### What you have to do
Produce an exact copy of the lines from the line containing "Serialize everything readable" through the last line of the listing below, both ends included, and nothing else.

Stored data
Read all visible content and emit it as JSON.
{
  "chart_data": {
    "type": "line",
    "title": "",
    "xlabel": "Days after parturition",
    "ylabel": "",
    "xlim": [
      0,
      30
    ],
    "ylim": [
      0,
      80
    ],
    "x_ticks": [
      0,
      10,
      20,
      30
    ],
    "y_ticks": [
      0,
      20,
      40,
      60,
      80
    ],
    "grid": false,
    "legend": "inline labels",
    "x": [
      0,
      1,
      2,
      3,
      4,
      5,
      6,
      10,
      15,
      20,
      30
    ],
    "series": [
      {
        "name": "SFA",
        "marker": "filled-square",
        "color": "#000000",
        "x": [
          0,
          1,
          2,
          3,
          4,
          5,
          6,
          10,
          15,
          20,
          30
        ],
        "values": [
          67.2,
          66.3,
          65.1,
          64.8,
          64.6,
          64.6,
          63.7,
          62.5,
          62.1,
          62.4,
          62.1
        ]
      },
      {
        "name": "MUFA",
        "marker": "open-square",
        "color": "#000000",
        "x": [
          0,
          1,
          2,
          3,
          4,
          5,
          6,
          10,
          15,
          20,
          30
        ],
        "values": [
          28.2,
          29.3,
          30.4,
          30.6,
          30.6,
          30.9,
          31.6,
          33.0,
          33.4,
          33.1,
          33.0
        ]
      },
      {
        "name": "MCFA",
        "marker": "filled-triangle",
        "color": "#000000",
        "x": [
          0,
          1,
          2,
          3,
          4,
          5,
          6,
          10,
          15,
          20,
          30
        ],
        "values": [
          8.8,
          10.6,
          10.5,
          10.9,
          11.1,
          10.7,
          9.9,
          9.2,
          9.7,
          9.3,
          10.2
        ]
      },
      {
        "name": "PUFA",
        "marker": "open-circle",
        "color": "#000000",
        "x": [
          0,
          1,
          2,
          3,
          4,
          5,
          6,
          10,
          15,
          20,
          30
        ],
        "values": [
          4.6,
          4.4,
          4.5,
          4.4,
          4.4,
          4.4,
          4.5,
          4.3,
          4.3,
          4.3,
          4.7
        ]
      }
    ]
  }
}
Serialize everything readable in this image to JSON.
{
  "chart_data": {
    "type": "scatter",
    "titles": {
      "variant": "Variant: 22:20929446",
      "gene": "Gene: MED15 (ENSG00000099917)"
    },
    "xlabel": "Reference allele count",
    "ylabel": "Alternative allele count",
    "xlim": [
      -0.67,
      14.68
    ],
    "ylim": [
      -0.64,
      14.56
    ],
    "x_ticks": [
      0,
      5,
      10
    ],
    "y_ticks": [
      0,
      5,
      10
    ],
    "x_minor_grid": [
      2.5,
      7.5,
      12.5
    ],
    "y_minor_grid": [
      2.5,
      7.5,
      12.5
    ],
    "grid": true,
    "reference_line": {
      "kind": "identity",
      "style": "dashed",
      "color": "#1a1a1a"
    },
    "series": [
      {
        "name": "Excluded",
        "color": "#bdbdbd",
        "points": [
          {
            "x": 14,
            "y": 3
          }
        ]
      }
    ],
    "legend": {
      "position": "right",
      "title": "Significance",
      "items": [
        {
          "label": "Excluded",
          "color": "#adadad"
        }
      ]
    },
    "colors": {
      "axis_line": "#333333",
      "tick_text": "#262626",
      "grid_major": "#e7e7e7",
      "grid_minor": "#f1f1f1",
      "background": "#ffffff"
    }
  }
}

### Written answer
Serialize everything readable in this image to JSON.
{
  "chart_data": {
    "type": "scatter",
    "titles": {
      "variant": "Variant: 22:20929446",
      "gene": "Gene: MED15 (ENSG00000099917)"
    },
    "xlabel": "Reference allele count",
    "ylabel": "Alternative allele count",
    "xlim": [
      -0.67,
      14.68
    ],
    "ylim": [
      -0.64,
      14.56
    ],
    "x_ticks": [
      0,
      5,
      10
    ],
    "y_ticks": [
      0,
      5,
      10
    ],
    "x_minor_grid": [
      2.5,
      7.5,
      12.5
    ],
    "y_minor_grid": [
      2.5,
      7.5,
      12.5
    ],
    "grid": true,
    "reference_line": {
      "kind": "identity",
      "style": "dashed",
      "color": "#1a1a1a"
    },
    "series": [
      {
        "name": "Excluded",
        "color": "#bdbdbd",
        "points": [
          {
            "x": 14,
            "y": 3
          }
        ]
      }
    ],
    "legend": {
      "position": "right",
      "title": "Significance",
      "items": [
        {
          "label": "Excluded",
          "color": "#adadad"
        }
      ]
    },
    "colors": {
      "axis_line": "#333333",
      "tick_text": "#262626",
      "grid_major": "#e7e7e7",
      "grid_minor": "#f1f1f1",
      "background": "#ffffff"
    }
  }
}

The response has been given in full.